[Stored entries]
============
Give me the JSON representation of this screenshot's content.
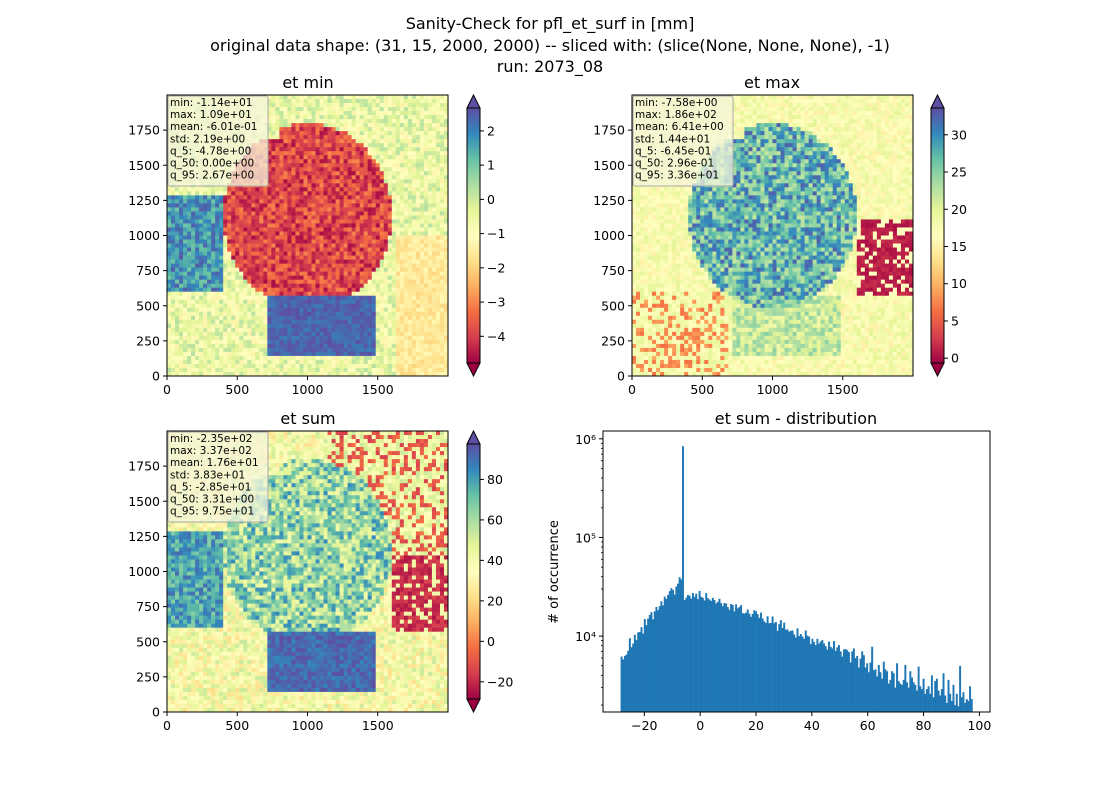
{
  "figure": {
    "title_lines": [
      "Sanity-Check for pfl_et_surf in [mm]",
      "original data shape: (31, 15, 2000, 2000) -- sliced with: (slice(None, None, None), -1)",
      "run: 2073_08"
    ]
  },
  "colormap": {
    "name": "Spectral",
    "stops": [
      "#9e0142",
      "#d53e4f",
      "#f46d43",
      "#fdae61",
      "#fee08b",
      "#ffffbf",
      "#e6f598",
      "#abdda4",
      "#66c2a5",
      "#3288bd",
      "#5e4fa2"
    ]
  },
  "bar_color": "#1f77b4",
  "panels": [
    {
      "id": "et-min",
      "title": "et min",
      "x_ticks": [
        "0",
        "500",
        "1000",
        "1500"
      ],
      "y_ticks": [
        "0",
        "250",
        "500",
        "750",
        "1000",
        "1250",
        "1500",
        "1750"
      ],
      "colorbar": {
        "ticks": [
          "2",
          "1",
          "0",
          "−1",
          "−2",
          "−3",
          "−4"
        ],
        "vmin": -4.78,
        "vmax": 2.67,
        "extend": "both"
      },
      "stats": [
        "min: -1.14e+01",
        "max: 1.09e+01",
        "mean: -6.01e-01",
        "std: 2.19e+00",
        "q_5: -4.78e+00",
        "q_50: 0.00e+00",
        "q_95: 2.67e+00"
      ]
    },
    {
      "id": "et-max",
      "title": "et max",
      "x_ticks": [
        "0",
        "500",
        "1000",
        "1500"
      ],
      "y_ticks": [
        "0",
        "250",
        "500",
        "750",
        "1000",
        "1250",
        "1500",
        "1750"
      ],
      "colorbar": {
        "ticks": [
          "30",
          "25",
          "20",
          "15",
          "10",
          "5",
          "0"
        ],
        "vmin": -0.645,
        "vmax": 33.6,
        "extend": "both"
      },
      "stats": [
        "min: -7.58e+00",
        "max: 1.86e+02",
        "mean: 6.41e+00",
        "std: 1.44e+01",
        "q_5: -6.45e-01",
        "q_50: 2.96e-01",
        "q_95: 3.36e+01"
      ]
    },
    {
      "id": "et-sum",
      "title": "et sum",
      "x_ticks": [
        "0",
        "500",
        "1000",
        "1500"
      ],
      "y_ticks": [
        "0",
        "250",
        "500",
        "750",
        "1000",
        "1250",
        "1500",
        "1750"
      ],
      "colorbar": {
        "ticks": [
          "80",
          "60",
          "40",
          "20",
          "0",
          "−20"
        ],
        "vmin": -28.5,
        "vmax": 97.5,
        "extend": "both"
      },
      "stats": [
        "min: -2.35e+02",
        "max: 3.37e+02",
        "mean: 1.76e+01",
        "std: 3.83e+01",
        "q_5: -2.85e+01",
        "q_50: 3.31e+00",
        "q_95: 9.75e+01"
      ]
    }
  ],
  "chart_data": {
    "type": "bar",
    "title": "et sum - distribution",
    "xlabel": "",
    "ylabel": "# of occurrence",
    "yscale": "log",
    "xlim": [
      -34.8,
      103.8
    ],
    "ylim": [
      1700,
      1200000
    ],
    "x_ticks": [
      "−20",
      "0",
      "20",
      "40",
      "60",
      "80",
      "100"
    ],
    "y_ticks": [
      "10⁴",
      "10⁵",
      "10⁶"
    ],
    "bin_range": [
      -28.5,
      97.5
    ],
    "counts": [
      6200,
      5800,
      6300,
      6500,
      7100,
      9500,
      7700,
      8400,
      10300,
      9100,
      10900,
      11000,
      12300,
      10600,
      14900,
      12900,
      15000,
      16400,
      17500,
      14800,
      17800,
      19700,
      18300,
      20100,
      22500,
      20500,
      25100,
      23800,
      26100,
      28500,
      30600,
      29400,
      26400,
      31800,
      34000,
      39500,
      37600,
      842000,
      23200,
      24500,
      26100,
      25600,
      24000,
      27300,
      25000,
      26900,
      23700,
      28700,
      25100,
      24400,
      23000,
      27300,
      24200,
      23500,
      22700,
      24400,
      23200,
      21400,
      22200,
      23900,
      21600,
      20100,
      21600,
      21400,
      19700,
      18500,
      21100,
      20700,
      17800,
      21000,
      19100,
      19700,
      20600,
      17100,
      16900,
      17300,
      18600,
      16900,
      15700,
      16800,
      18300,
      17800,
      16700,
      15300,
      17300,
      15100,
      14100,
      13600,
      15900,
      13500,
      13600,
      15800,
      13500,
      13900,
      11300,
      13200,
      14500,
      12100,
      13700,
      11600,
      11700,
      11100,
      11300,
      11400,
      10400,
      9700,
      12000,
      10000,
      10500,
      9900,
      9400,
      11400,
      10100,
      9900,
      8300,
      9400,
      8700,
      8100,
      9400,
      8400,
      8800,
      9100,
      8400,
      7900,
      7300,
      8800,
      7800,
      7500,
      8900,
      7100,
      7700,
      8100,
      7000,
      6200,
      7300,
      7400,
      7200,
      6900,
      5400,
      7000,
      7500,
      6000,
      6300,
      4800,
      5900,
      7000,
      6400,
      4800,
      5300,
      4300,
      5400,
      7800,
      4500,
      4600,
      3900,
      5100,
      4300,
      3700,
      5500,
      4600,
      4400,
      3300,
      3600,
      4400,
      4200,
      3000,
      5300,
      3500,
      3300,
      3200,
      3600,
      5100,
      3400,
      3000,
      4400,
      3800,
      3400,
      3200,
      2800,
      4900,
      3100,
      2900,
      3700,
      2600,
      2900,
      3100,
      2600,
      4000,
      2400,
      3500,
      3700,
      2800,
      2500,
      2900,
      4200,
      2500,
      2100,
      3600,
      2600,
      2200,
      3200,
      2000,
      2600,
      1950,
      5000,
      2400,
      2700,
      2100,
      2300,
      2200,
      3100,
      2300
    ]
  }
}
============
→ **WHAT THE EXERCISE ASKS**: Leave out the pictures and return every record word for word.

→ **EXERCISE OUTPUT**:
Give me the JSON representation of this screenshot's content.
{
  "figure": {
    "title_lines": [
      "Sanity-Check for pfl_et_surf in [mm]",
      "original data shape: (31, 15, 2000, 2000) -- sliced with: (slice(None, None, None), -1)",
      "run: 2073_08"
    ]
  },
  "colormap": {
    "name": "Spectral",
    "stops": [
      "#9e0142",
      "#d53e4f",
      "#f46d43",
      "#fdae61",
      "#fee08b",
      "#ffffbf",
      "#e6f598",
      "#abdda4",
      "#66c2a5",
      "#3288bd",
      "#5e4fa2"
    ]
  },
  "bar_color": "#1f77b4",
  "panels": [
    {
      "id": "et-min",
      "title": "et min",
      "x_ticks": [
        "0",
        "500",
        "1000",
        "1500"
      ],
      "y_ticks": [
        "0",
        "250",
        "500",
        "750",
        "1000",
        "1250",
        "1500",
        "1750"
      ],
      "colorbar": {
        "ticks": [
          "2",
          "1",
          "0",
          "−1",
          "−2",
          "−3",
          "−4"
        ],
        "vmin": -4.78,
        "vmax": 2.67,
        "extend": "both"
      },
      "stats": [
        "min: -1.14e+01",
        "max: 1.09e+01",
        "mean: -6.01e-01",
        "std: 2.19e+00",
        "q_5: -4.78e+00",
        "q_50: 0.00e+00",
        "q_95: 2.67e+00"
      ]
    },
    {
      "id": "et-max",
      "title": "et max",
      "x_ticks": [
        "0",
        "500",
        "1000",
        "1500"
      ],
      "y_ticks": [
        "0",
        "250",
        "500",
        "750",
        "1000",
        "1250",
        "1500",
        "1750"
      ],
      "colorbar": {
        "ticks": [
          "30",
          "25",
          "20",
          "15",
          "10",
          "5",
          "0"
        ],
        "vmin": -0.645,
        "vmax": 33.6,
        "extend": "both"
      },
      "stats": [
        "min: -7.58e+00",
        "max: 1.86e+02",
        "mean: 6.41e+00",
        "std: 1.44e+01",
        "q_5: -6.45e-01",
        "q_50: 2.96e-01",
        "q_95: 3.36e+01"
      ]
    },
    {
      "id": "et-sum",
      "title": "et sum",
      "x_ticks": [
        "0",
        "500",
        "1000",
        "1500"
      ],
      "y_ticks": [
        "0",
        "250",
        "500",
        "750",
        "1000",
        "1250",
        "1500",
        "1750"
      ],
      "colorbar": {
        "ticks": [
          "80",
          "60",
          "40",
          "20",
          "0",
          "−20"
        ],
        "vmin": -28.5,
        "vmax": 97.5,
        "extend": "both"
      },
      "stats": [
        "min: -2.35e+02",
        "max: 3.37e+02",
        "mean: 1.76e+01",
        "std: 3.83e+01",
        "q_5: -2.85e+01",
        "q_50: 3.31e+00",
        "q_95: 9.75e+01"
      ]
    }
  ],
  "chart_data": {
    "type": "bar",
    "title": "et sum - distribution",
    "xlabel": "",
    "ylabel": "# of occurrence",
    "yscale": "log",
    "xlim": [
      -34.8,
      103.8
    ],
    "ylim": [
      1700,
      1200000
    ],
    "x_ticks": [
      "−20",
      "0",
      "20",
      "40",
      "60",
      "80",
      "100"
    ],
    "y_ticks": [
      "10⁴",
      "10⁵",
      "10⁶"
    ],
    "bin_range": [
      -28.5,
      97.5
    ],
    "counts": [
      6200,
      5800,
      6300,
      6500,
      7100,
      9500,
      7700,
      8400,
      10300,
      9100,
      10900,
      11000,
      12300,
      10600,
      14900,
      12900,
      15000,
      16400,
      17500,
      14800,
      17800,
      19700,
      18300,
      20100,
      22500,
      20500,
      25100,
      23800,
      26100,
      28500,
      30600,
      29400,
      26400,
      31800,
      34000,
      39500,
      37600,
      842000,
      23200,
      24500,
      26100,
      25600,
      24000,
      27300,
      25000,
      26900,
      23700,
      28700,
      25100,
      24400,
      23000,
      27300,
      24200,
      23500,
      22700,
      24400,
      23200,
      21400,
      22200,
      23900,
      21600,
      20100,
      21600,
      21400,
      19700,
      18500,
      21100,
      20700,
      17800,
      21000,
      19100,
      19700,
      20600,
      17100,
      16900,
      17300,
      18600,
      16900,
      15700,
      16800,
      18300,
      17800,
      16700,
      15300,
      17300,
      15100,
      14100,
      13600,
      15900,
      13500,
      13600,
      15800,
      13500,
      13900,
      11300,
      13200,
      14500,
      12100,
      13700,
      11600,
      11700,
      11100,
      11300,
      11400,
      10400,
      9700,
      12000,
      10000,
      10500,
      9900,
      9400,
      11400,
      10100,
      9900,
      8300,
      9400,
      8700,
      8100,
      9400,
      8400,
      8800,
      9100,
      8400,
      7900,
      7300,
      8800,
      7800,
      7500,
      8900,
      7100,
      7700,
      8100,
      7000,
      6200,
      7300,
      7400,
      7200,
      6900,
      5400,
      7000,
      7500,
      6000,
      6300,
      4800,
      5900,
      7000,
      6400,
      4800,
      5300,
      4300,
      5400,
      7800,
      4500,
      4600,
      3900,
      5100,
      4300,
      3700,
      5500,
      4600,
      4400,
      3300,
      3600,
      4400,
      4200,
      3000,
      5300,
      3500,
      3300,
      3200,
      3600,
      5100,
      3400,
      3000,
      4400,
      3800,
      3400,
      3200,
      2800,
      4900,
      3100,
      2900,
      3700,
      2600,
      2900,
      3100,
      2600,
      4000,
      2400,
      3500,
      3700,
      2800,
      2500,
      2900,
      4200,
      2500,
      2100,
      3600,
      2600,
      2200,
      3200,
      2000,
      2600,
      1950,
      5000,
      2400,
      2700,
      2100,
      2300,
      2200,
      3100,
      2300
    ]
  }
}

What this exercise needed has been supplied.